[Extracted data entries]
☆ ☆ ☆

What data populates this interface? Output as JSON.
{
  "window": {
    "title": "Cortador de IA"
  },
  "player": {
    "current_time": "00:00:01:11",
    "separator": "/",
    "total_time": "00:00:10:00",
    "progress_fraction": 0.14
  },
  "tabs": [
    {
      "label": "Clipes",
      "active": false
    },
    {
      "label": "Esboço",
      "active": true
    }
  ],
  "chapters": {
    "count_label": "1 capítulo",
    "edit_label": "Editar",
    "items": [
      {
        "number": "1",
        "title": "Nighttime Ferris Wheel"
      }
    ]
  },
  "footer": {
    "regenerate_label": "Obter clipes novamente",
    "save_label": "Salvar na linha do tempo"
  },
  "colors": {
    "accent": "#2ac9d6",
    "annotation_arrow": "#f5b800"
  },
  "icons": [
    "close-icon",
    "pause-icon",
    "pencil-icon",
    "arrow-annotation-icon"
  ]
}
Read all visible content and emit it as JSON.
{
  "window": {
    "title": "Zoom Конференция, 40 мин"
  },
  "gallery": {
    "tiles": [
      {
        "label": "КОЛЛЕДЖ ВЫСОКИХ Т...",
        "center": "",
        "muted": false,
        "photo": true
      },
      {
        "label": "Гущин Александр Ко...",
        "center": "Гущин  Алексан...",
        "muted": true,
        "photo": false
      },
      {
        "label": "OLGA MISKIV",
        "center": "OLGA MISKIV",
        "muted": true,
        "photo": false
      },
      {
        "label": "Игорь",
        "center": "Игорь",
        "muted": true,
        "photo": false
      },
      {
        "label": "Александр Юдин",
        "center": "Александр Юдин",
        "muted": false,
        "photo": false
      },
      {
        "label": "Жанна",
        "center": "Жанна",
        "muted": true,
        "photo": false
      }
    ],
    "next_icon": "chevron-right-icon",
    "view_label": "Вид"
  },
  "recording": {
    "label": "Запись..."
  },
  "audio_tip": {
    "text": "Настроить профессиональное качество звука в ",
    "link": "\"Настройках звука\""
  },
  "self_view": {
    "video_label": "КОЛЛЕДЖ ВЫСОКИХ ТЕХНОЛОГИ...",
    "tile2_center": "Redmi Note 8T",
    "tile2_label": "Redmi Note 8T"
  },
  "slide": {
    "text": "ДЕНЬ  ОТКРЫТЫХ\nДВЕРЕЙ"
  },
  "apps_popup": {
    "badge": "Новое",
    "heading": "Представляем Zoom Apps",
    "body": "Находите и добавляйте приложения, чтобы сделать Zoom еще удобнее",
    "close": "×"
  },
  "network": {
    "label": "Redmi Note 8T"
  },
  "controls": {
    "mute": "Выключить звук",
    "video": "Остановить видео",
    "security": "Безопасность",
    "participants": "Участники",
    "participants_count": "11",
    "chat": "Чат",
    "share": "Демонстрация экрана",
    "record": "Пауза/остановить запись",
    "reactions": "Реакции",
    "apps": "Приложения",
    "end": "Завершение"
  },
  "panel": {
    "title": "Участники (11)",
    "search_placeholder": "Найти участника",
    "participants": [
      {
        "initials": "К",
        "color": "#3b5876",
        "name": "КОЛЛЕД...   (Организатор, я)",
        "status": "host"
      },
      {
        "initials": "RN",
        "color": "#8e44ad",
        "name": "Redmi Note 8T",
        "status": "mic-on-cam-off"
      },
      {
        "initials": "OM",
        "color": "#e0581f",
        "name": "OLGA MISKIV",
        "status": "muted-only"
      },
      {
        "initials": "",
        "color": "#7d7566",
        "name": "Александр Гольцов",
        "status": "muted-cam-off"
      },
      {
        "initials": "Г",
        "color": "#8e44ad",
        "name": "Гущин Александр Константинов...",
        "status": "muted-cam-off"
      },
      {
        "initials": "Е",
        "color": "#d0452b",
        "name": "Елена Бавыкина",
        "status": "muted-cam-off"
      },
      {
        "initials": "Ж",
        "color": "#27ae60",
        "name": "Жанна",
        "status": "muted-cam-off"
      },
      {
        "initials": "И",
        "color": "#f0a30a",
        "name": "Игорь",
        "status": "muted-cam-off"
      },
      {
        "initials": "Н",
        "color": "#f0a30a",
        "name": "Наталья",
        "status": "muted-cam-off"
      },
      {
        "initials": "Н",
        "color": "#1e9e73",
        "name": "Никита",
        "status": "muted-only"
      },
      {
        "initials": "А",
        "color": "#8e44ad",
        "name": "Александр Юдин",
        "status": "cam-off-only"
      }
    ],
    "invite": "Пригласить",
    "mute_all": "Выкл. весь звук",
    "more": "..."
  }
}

☆ ☆ ☆

- _WHAT IS BEING ASKED_
Output every line above without altering anything.

- _COMPLETE OUTPUT_
What data populates this interface? Output as JSON.
{
  "window": {
    "title": "Cortador de IA"
  },
  "player": {
    "current_time": "00:00:01:11",
    "separator": "/",
    "total_time": "00:00:10:00",
    "progress_fraction": 0.14
  },
  "tabs": [
    {
      "label": "Clipes",
      "active": false
    },
    {
      "label": "Esboço",
      "active": true
    }
  ],
  "chapters": {
    "count_label": "1 capítulo",
    "edit_label": "Editar",
    "items": [
      {
        "number": "1",
        "title": "Nighttime Ferris Wheel"
      }
    ]
  },
  "footer": {
    "regenerate_label": "Obter clipes novamente",
    "save_label": "Salvar na linha do tempo"
  },
  "colors": {
    "accent": "#2ac9d6",
    "annotation_arrow": "#f5b800"
  },
  "icons": [
    "close-icon",
    "pause-icon",
    "pencil-icon",
    "arrow-annotation-icon"
  ]
}
Read all visible content and emit it as JSON.
{
  "window": {
    "title": "Zoom Конференция, 40 мин"
  },
  "gallery": {
    "tiles": [
      {
        "label": "КОЛЛЕДЖ ВЫСОКИХ Т...",
        "center": "",
        "muted": false,
        "photo": true
      },
      {
        "label": "Гущин Александр Ко...",
        "center": "Гущин  Алексан...",
        "muted": true,
        "photo": false
      },
      {
        "label": "OLGA MISKIV",
        "center": "OLGA MISKIV",
        "muted": true,
        "photo": false
      },
      {
        "label": "Игорь",
        "center": "Игорь",
        "muted": true,
        "photo": false
      },
      {
        "label": "Александр Юдин",
        "center": "Александр Юдин",
        "muted": false,
        "photo": false
      },
      {
        "label": "Жанна",
        "center": "Жанна",
        "muted": true,
        "photo": false
      }
    ],
    "next_icon": "chevron-right-icon",
    "view_label": "Вид"
  },
  "recording": {
    "label": "Запись..."
  },
  "audio_tip": {
    "text": "Настроить профессиональное качество звука в ",
    "link": "\"Настройках звука\""
  },
  "self_view": {
    "video_label": "КОЛЛЕДЖ ВЫСОКИХ ТЕХНОЛОГИ...",
    "tile2_center": "Redmi Note 8T",
    "tile2_label": "Redmi Note 8T"
  },
  "slide": {
    "text": "ДЕНЬ  ОТКРЫТЫХ\nДВЕРЕЙ"
  },
  "apps_popup": {
    "badge": "Новое",
    "heading": "Представляем Zoom Apps",
    "body": "Находите и добавляйте приложения, чтобы сделать Zoom еще удобнее",
    "close": "×"
  },
  "network": {
    "label": "Redmi Note 8T"
  },
  "controls": {
    "mute": "Выключить звук",
    "video": "Остановить видео",
    "security": "Безопасность",
    "participants": "Участники",
    "participants_count": "11",
    "chat": "Чат",
    "share": "Демонстрация экрана",
    "record": "Пауза/остановить запись",
    "reactions": "Реакции",
    "apps": "Приложения",
    "end": "Завершение"
  },
  "panel": {
    "title": "Участники (11)",
    "search_placeholder": "Найти участника",
    "participants": [
      {
        "initials": "К",
        "color": "#3b5876",
        "name": "КОЛЛЕД...   (Организатор, я)",
        "status": "host"
      },
      {
        "initials": "RN",
        "color": "#8e44ad",
        "name": "Redmi Note 8T",
        "status": "mic-on-cam-off"
      },
      {
        "initials": "OM",
        "color": "#e0581f",
        "name": "OLGA MISKIV",
        "status": "muted-only"
      },
      {
        "initials": "",
        "color": "#7d7566",
        "name": "Александр Гольцов",
        "status": "muted-cam-off"
      },
      {
        "initials": "Г",
        "color": "#8e44ad",
        "name": "Гущин Александр Константинов...",
        "status": "muted-cam-off"
      },
      {
        "initials": "Е",
        "color": "#d0452b",
        "name": "Елена Бавыкина",
        "status": "muted-cam-off"
      },
      {
        "initials": "Ж",
        "color": "#27ae60",
        "name": "Жанна",
        "status": "muted-cam-off"
      },
      {
        "initials": "И",
        "color": "#f0a30a",
        "name": "Игорь",
        "status": "muted-cam-off"
      },
      {
        "initials": "Н",
        "color": "#f0a30a",
        "name": "Наталья",
        "status": "muted-cam-off"
      },
      {
        "initials": "Н",
        "color": "#1e9e73",
        "name": "Никита",
        "status": "muted-only"
      },
      {
        "initials": "А",
        "color": "#8e44ad",
        "name": "Александр Юдин",
        "status": "cam-off-only"
      }
    ],
    "invite": "Пригласить",
    "mute_all": "Выкл. весь звук",
    "more": "..."
  }
}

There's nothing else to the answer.